Write the entries out again exactly as they stand, but without the pictures.

** Begin Task input **

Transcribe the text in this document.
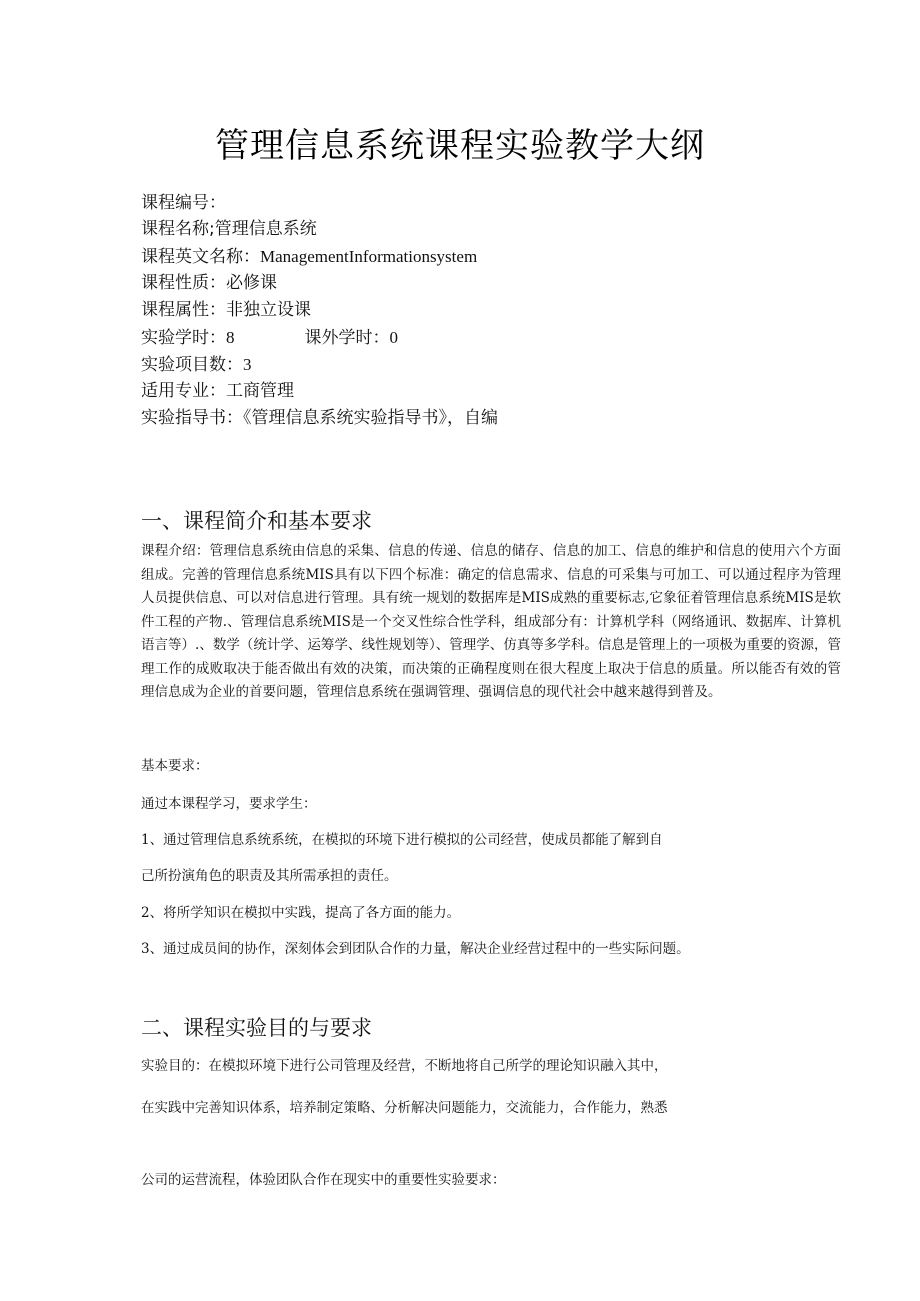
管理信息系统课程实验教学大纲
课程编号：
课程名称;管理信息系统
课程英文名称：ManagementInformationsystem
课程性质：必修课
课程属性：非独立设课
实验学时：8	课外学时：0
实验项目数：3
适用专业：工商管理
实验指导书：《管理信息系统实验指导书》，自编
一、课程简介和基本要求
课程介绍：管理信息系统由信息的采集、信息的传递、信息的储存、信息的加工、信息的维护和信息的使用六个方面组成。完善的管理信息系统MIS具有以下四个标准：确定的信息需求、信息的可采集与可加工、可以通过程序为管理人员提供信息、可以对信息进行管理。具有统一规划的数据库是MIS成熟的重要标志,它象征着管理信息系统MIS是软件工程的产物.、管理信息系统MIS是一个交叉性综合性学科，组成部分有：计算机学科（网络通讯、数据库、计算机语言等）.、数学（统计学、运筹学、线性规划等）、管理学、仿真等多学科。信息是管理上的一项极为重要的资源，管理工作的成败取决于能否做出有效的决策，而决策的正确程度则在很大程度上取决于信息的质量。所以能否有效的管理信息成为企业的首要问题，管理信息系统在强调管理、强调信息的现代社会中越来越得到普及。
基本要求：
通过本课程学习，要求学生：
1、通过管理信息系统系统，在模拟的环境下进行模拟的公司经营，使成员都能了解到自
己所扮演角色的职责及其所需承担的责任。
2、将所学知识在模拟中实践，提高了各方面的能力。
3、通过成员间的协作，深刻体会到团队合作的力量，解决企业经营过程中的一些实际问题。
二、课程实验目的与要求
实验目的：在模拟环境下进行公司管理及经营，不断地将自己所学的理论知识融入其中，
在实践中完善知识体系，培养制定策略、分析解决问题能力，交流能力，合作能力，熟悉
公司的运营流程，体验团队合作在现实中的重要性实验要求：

** End Task input **

Result:
Transcribe the text in this document.
管理信息系统课程实验教学大纲
课程编号：
课程名称;管理信息系统
课程英文名称：ManagementInformationsystem
课程性质：必修课
课程属性：非独立设课
实验学时：8	课外学时：0
实验项目数：3
适用专业：工商管理
实验指导书：《管理信息系统实验指导书》，自编
一、课程简介和基本要求
课程介绍：管理信息系统由信息的采集、信息的传递、信息的储存、信息的加工、信息的维护和信息的使用六个方面组成。完善的管理信息系统MIS具有以下四个标准：确定的信息需求、信息的可采集与可加工、可以通过程序为管理人员提供信息、可以对信息进行管理。具有统一规划的数据库是MIS成熟的重要标志,它象征着管理信息系统MIS是软件工程的产物.、管理信息系统MIS是一个交叉性综合性学科，组成部分有：计算机学科（网络通讯、数据库、计算机语言等）.、数学（统计学、运筹学、线性规划等）、管理学、仿真等多学科。信息是管理上的一项极为重要的资源，管理工作的成败取决于能否做出有效的决策，而决策的正确程度则在很大程度上取决于信息的质量。所以能否有效的管理信息成为企业的首要问题，管理信息系统在强调管理、强调信息的现代社会中越来越得到普及。
基本要求：
通过本课程学习，要求学生：
1、通过管理信息系统系统，在模拟的环境下进行模拟的公司经营，使成员都能了解到自
己所扮演角色的职责及其所需承担的责任。
2、将所学知识在模拟中实践，提高了各方面的能力。
3、通过成员间的协作，深刻体会到团队合作的力量，解决企业经营过程中的一些实际问题。
二、课程实验目的与要求
实验目的：在模拟环境下进行公司管理及经营，不断地将自己所学的理论知识融入其中，
在实践中完善知识体系，培养制定策略、分析解决问题能力，交流能力，合作能力，熟悉
公司的运营流程，体验团队合作在现实中的重要性实验要求：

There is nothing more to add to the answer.